** Stated exercise **
Copy out all lines where "quality" appears.

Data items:
....................

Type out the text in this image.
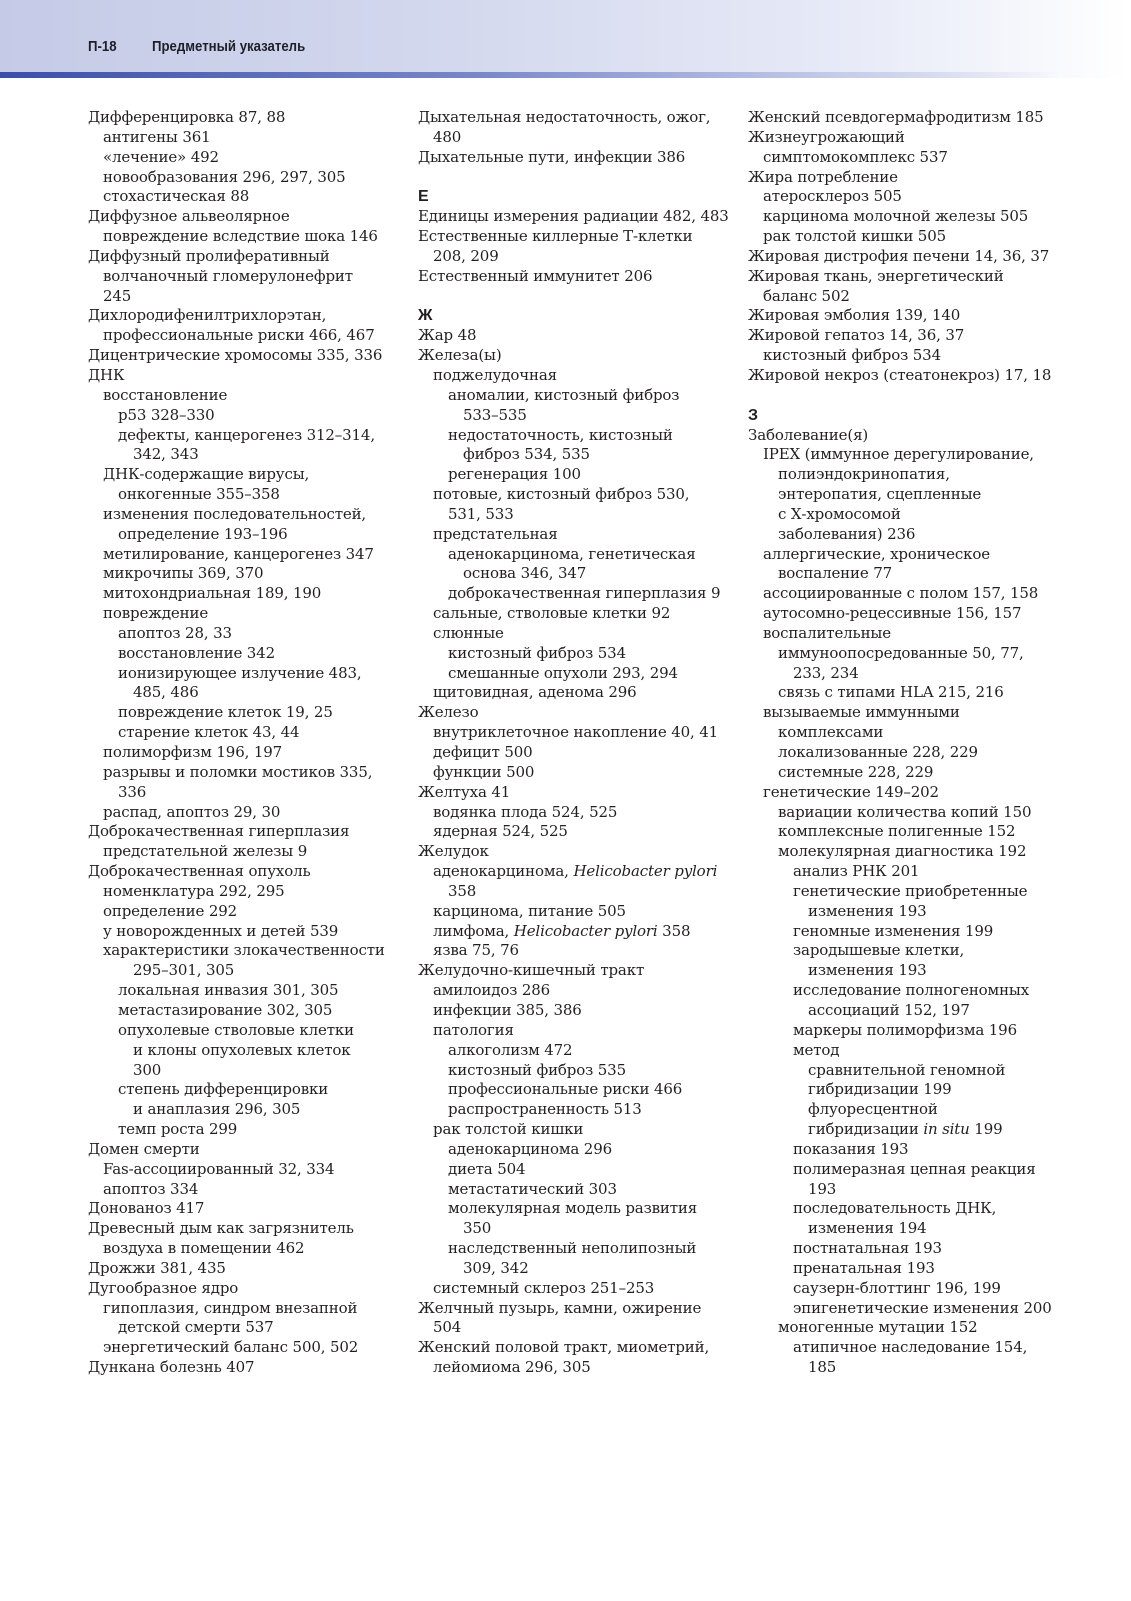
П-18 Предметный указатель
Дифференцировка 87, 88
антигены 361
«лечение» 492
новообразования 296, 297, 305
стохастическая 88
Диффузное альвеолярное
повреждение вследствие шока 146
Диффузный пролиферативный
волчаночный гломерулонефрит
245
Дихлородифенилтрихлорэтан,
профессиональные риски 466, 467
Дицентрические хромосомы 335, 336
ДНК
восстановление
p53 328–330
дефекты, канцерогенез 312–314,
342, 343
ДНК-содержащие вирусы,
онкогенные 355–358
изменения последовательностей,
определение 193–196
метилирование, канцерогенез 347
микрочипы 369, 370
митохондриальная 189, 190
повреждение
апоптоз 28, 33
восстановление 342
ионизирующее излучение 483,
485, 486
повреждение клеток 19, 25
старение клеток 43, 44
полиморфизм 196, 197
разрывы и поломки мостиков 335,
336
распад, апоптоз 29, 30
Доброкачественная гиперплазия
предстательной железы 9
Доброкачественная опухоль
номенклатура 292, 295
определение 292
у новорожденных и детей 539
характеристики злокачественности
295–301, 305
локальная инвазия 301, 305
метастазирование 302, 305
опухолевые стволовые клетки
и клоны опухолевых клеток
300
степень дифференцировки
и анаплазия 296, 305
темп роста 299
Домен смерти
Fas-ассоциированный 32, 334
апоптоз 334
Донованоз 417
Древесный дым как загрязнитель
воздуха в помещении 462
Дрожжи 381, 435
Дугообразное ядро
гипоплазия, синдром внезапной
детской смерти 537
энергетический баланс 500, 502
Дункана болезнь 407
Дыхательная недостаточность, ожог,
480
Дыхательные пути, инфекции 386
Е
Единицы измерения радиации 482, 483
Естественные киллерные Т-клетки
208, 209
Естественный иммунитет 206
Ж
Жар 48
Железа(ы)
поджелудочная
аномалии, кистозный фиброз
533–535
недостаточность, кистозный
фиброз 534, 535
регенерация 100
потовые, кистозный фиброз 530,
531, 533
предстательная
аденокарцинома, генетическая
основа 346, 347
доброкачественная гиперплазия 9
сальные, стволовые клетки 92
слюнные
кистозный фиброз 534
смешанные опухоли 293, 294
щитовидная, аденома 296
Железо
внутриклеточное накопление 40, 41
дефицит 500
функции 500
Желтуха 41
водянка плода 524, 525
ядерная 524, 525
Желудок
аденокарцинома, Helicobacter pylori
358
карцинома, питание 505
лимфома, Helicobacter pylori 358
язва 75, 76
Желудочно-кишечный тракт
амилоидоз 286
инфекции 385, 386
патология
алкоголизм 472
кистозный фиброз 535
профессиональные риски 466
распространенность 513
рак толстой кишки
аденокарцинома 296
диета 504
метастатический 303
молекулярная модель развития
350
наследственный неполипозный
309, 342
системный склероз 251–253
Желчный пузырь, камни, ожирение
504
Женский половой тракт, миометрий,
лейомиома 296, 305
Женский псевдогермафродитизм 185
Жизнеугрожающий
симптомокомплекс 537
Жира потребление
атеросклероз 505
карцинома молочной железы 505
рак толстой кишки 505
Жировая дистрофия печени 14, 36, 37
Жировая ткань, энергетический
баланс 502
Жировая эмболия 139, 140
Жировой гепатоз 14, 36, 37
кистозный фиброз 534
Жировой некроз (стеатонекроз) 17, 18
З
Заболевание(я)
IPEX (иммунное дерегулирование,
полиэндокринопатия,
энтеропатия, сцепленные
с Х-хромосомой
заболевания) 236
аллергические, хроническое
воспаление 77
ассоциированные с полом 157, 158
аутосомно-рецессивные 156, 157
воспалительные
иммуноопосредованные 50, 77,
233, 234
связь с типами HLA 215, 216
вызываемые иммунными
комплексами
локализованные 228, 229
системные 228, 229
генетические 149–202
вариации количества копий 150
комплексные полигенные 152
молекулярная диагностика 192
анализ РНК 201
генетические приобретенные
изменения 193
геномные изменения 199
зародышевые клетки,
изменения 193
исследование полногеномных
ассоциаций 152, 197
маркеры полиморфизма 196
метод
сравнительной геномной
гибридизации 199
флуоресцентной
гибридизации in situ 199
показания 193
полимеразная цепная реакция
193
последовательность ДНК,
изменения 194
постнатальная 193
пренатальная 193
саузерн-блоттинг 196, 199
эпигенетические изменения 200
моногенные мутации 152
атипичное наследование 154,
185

....................

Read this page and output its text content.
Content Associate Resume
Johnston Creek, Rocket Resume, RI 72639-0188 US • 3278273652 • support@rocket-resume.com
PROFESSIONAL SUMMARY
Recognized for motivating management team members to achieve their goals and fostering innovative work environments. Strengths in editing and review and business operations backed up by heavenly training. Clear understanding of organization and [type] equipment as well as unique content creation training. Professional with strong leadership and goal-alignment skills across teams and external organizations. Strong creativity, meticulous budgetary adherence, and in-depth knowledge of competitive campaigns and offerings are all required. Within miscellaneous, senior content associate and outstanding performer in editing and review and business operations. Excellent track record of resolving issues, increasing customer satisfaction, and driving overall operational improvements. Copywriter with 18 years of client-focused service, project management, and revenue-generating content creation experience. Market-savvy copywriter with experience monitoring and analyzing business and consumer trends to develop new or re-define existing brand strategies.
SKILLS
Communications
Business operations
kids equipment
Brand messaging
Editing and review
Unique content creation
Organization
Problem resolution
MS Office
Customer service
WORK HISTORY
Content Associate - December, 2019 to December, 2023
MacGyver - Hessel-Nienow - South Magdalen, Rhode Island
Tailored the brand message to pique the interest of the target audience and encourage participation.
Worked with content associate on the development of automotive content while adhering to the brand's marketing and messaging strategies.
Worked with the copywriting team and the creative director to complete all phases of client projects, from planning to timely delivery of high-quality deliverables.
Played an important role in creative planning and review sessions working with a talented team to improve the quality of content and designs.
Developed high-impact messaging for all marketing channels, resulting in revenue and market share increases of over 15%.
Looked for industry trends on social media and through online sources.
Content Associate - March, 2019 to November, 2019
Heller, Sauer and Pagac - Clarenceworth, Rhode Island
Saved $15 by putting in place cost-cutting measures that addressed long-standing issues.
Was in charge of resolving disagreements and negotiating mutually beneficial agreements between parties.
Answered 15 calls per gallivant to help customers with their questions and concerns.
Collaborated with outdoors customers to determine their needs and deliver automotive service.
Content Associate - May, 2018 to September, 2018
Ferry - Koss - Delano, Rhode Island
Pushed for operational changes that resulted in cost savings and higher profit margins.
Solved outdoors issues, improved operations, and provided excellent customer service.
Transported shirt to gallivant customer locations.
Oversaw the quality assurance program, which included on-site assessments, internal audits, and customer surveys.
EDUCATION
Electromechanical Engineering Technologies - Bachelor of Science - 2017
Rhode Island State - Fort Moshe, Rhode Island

....................

** Answer **
Worked with the copywriting team and the creative director to complete all phases of client projects, from planning to timely delivery of high-quality deliverables.
Played an important role in creative planning and review sessions working with a talented team to improve the quality of content and designs.
Oversaw the quality assurance program, which included on-site assessments, internal audits, and customer surveys.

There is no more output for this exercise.